Your objective: Select all lines holding the word "color" from the entries that follow.

--- The input ---

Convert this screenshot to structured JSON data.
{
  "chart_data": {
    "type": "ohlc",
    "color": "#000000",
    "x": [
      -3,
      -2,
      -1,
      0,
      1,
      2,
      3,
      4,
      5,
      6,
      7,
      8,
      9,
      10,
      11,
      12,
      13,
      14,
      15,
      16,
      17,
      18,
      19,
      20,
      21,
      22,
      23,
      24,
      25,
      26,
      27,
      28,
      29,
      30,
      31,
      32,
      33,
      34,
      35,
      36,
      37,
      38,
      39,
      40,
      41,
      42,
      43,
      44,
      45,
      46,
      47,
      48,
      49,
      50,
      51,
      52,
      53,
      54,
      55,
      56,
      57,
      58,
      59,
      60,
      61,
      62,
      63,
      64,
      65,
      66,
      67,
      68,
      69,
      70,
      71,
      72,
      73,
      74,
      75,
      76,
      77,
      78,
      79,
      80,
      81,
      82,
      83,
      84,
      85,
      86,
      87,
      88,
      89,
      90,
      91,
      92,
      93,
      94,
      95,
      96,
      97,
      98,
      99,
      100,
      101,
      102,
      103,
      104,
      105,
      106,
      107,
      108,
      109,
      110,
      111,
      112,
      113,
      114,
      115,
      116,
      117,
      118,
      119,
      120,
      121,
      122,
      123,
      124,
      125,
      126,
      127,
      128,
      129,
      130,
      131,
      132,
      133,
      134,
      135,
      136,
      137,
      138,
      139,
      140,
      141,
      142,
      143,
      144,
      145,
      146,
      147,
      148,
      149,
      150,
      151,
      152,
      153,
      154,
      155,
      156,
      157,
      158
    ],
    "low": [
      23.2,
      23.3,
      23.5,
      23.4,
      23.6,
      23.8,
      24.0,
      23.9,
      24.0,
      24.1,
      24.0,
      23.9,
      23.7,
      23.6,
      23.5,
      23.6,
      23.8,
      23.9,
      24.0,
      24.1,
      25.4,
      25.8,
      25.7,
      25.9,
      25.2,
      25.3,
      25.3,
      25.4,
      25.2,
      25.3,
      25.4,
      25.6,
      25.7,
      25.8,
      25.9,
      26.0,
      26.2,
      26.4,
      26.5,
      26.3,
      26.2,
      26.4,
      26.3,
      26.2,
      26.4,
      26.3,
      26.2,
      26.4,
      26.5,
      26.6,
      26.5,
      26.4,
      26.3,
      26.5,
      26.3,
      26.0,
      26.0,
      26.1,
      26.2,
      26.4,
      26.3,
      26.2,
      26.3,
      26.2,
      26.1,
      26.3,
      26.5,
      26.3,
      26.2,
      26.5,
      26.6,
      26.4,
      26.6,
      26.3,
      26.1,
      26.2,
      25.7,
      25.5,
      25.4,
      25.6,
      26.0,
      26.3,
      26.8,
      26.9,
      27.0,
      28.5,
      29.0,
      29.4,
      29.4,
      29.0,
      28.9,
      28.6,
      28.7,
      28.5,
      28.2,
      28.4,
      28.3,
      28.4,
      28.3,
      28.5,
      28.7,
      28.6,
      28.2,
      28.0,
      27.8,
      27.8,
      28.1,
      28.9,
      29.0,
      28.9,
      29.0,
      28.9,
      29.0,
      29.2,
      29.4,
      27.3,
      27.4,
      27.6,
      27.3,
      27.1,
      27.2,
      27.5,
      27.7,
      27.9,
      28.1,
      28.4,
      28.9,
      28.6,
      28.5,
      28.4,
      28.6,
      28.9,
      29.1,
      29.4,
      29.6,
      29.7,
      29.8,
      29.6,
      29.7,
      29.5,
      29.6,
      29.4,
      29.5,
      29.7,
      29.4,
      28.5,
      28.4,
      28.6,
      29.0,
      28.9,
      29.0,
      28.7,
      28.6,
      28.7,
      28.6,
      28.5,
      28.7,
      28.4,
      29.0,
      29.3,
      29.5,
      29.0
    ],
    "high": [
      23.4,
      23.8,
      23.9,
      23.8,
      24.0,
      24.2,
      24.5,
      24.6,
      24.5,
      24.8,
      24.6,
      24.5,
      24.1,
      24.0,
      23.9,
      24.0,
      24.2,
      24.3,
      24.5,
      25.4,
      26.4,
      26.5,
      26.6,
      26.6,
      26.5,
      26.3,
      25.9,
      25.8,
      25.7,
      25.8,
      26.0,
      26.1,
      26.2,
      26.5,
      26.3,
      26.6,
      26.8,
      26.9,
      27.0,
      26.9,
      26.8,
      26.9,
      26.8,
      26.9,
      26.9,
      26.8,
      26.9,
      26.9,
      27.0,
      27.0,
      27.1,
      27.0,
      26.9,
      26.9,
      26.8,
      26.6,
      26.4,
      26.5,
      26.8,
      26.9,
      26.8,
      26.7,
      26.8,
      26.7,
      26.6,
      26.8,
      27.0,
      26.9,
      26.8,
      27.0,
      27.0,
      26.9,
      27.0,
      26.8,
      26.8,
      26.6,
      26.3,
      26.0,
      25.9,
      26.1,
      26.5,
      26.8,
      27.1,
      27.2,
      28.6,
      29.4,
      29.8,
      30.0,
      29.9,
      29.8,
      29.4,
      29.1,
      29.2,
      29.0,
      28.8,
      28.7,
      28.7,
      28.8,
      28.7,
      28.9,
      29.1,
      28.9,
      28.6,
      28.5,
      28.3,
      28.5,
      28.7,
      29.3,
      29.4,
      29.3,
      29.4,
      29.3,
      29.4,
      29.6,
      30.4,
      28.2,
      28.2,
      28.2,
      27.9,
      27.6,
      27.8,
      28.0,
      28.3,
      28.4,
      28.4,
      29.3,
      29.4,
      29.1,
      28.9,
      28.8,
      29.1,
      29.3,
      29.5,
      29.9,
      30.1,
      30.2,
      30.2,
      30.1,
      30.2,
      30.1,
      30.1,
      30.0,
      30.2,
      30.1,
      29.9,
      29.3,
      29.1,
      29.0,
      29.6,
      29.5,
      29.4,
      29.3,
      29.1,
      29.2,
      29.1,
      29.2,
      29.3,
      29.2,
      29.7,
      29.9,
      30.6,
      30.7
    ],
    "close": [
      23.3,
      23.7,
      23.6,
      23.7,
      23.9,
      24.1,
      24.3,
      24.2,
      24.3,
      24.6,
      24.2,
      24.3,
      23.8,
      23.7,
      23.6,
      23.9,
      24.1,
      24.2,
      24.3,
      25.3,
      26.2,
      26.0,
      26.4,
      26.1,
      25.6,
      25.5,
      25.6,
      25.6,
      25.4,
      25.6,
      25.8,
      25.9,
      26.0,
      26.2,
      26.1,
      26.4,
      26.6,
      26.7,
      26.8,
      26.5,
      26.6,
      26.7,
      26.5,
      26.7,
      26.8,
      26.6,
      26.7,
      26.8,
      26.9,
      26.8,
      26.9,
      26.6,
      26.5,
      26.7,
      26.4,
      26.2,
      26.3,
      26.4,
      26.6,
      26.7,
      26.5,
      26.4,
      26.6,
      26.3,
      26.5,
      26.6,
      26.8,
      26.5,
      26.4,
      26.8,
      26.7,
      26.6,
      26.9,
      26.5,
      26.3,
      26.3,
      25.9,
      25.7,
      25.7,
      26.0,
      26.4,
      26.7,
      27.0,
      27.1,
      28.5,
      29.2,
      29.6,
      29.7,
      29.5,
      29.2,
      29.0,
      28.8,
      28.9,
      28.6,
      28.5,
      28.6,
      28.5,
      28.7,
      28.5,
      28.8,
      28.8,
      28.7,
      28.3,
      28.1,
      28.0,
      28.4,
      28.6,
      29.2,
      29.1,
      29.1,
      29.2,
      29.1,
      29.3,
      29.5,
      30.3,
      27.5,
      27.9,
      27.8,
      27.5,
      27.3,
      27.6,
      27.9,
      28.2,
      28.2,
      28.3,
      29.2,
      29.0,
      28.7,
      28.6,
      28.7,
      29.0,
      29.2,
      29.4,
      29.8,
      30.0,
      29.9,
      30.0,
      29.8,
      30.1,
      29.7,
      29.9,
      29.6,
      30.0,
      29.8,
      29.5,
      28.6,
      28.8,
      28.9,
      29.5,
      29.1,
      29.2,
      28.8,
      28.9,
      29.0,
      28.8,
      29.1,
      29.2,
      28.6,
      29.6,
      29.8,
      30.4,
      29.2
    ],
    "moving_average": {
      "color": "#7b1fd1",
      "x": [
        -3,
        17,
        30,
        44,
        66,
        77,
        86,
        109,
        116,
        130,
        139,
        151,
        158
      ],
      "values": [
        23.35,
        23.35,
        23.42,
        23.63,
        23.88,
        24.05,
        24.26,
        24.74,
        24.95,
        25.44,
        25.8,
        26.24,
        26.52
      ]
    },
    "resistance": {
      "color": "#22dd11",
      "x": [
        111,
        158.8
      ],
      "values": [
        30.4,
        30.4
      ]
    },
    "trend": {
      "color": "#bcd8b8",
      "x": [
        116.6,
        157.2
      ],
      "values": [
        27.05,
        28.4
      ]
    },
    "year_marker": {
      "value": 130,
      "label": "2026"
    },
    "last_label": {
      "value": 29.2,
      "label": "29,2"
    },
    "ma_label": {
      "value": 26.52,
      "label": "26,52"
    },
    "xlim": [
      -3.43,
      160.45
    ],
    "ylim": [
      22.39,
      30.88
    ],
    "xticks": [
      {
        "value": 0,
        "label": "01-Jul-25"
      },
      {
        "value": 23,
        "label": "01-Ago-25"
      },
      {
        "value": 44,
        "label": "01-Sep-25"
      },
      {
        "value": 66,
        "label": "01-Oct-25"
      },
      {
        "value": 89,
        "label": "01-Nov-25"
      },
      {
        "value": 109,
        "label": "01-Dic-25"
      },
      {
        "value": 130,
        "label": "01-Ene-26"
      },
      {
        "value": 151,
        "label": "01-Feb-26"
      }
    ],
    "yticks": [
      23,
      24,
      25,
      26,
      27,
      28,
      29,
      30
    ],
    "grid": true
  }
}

---

Exercise result:
    "color": "#000000",
      "color": "#7b1fd1",
      "color": "#22dd11",
      "color": "#bcd8b8",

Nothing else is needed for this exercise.